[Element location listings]

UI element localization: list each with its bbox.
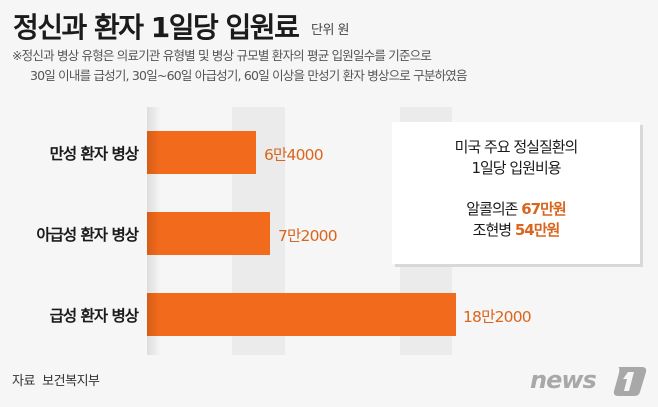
- news1-logo-icon: news: [530, 363, 648, 397]
- info-title-line-2: 1일당 입원비용: [471, 159, 561, 177]
- info-box-title: 미국 주요 정실질환의 1일당 입원비용: [392, 137, 640, 179]
- info-title-line-1: 미국 주요 정실질환의: [454, 138, 579, 156]
- info-box: 미국 주요 정실질환의 1일당 입원비용 알콜의존 67만원 조현병 54만원: [392, 122, 640, 264]
- page-title: 정신과 환자 1일당 입원료: [13, 11, 300, 44]
- bar-value-chronic: 6만4000: [264, 146, 324, 164]
- bar-value-subacute: 7만2000: [278, 227, 338, 245]
- info-box-rows: 알콜의존 67만원 조현병 54만원: [392, 199, 640, 241]
- bar-label-subacute: 아급성 환자 병상: [36, 226, 139, 244]
- info-row-schizophrenia: 조현병 54만원: [392, 220, 640, 241]
- source-label: 자료 보건복지부: [12, 374, 100, 389]
- bar-value-acute: 18만2000: [463, 308, 532, 326]
- info-row-value: 54만원: [514, 221, 560, 239]
- info-row-label: 조현병: [472, 221, 512, 239]
- bar-acute: [147, 293, 456, 336]
- bar-chronic: [147, 131, 256, 174]
- bar-label-chronic: 만성 환자 병상: [49, 145, 139, 163]
- footnote-line-1: ※정신과 병상 유형은 의료기관 유형별 및 병상 규모별 환자의 평균 입원일…: [12, 48, 432, 63]
- footnote-line-2: 30일 이내를 급성기, 30일~60일 아급성기, 60일 이상을 만성기 환…: [30, 68, 467, 83]
- unit-label: 단위 원: [311, 23, 350, 38]
- info-row-label: 알콜의존: [466, 200, 518, 218]
- bar-subacute: [147, 212, 270, 255]
- footnote: ※정신과 병상 유형은 의료기관 유형별 및 병상 규모별 환자의 평균 입원일…: [12, 46, 467, 86]
- info-row-alcohol: 알콜의존 67만원: [392, 199, 640, 220]
- bar-label-acute: 급성 환자 병상: [49, 307, 139, 325]
- info-row-value: 67만원: [521, 200, 566, 218]
- svg-text:news: news: [530, 366, 597, 394]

**PROBLEM DESCRIPTION**
Reproduce the records verbatim, starting at the line containing "- news1-logo-icon: news: [530, 363, 648, 397]" and ending at the line containing "- info-row-schizophrenia: 조현병", with both of those lines included.

**RESULT OF THE TASK**
- news1-logo-icon: news: [530, 363, 648, 397]
- info-title-line-2: 1일당 입원비용: [471, 159, 561, 177]
- info-box-title: 미국 주요 정실질환의 1일당 입원비용: [392, 137, 640, 179]
- info-title-line-1: 미국 주요 정실질환의: [454, 138, 579, 156]
- info-box: 미국 주요 정실질환의 1일당 입원비용 알콜의존 67만원 조현병 54만원: [392, 122, 640, 264]
- page-title: 정신과 환자 1일당 입원료: [13, 11, 300, 44]
- bar-value-chronic: 6만4000: [264, 146, 324, 164]
- bar-value-subacute: 7만2000: [278, 227, 338, 245]
- info-box-rows: 알콜의존 67만원 조현병 54만원: [392, 199, 640, 241]
- bar-label-subacute: 아급성 환자 병상: [36, 226, 139, 244]
- info-row-schizophrenia: 조현병 54만원: [392, 220, 640, 241]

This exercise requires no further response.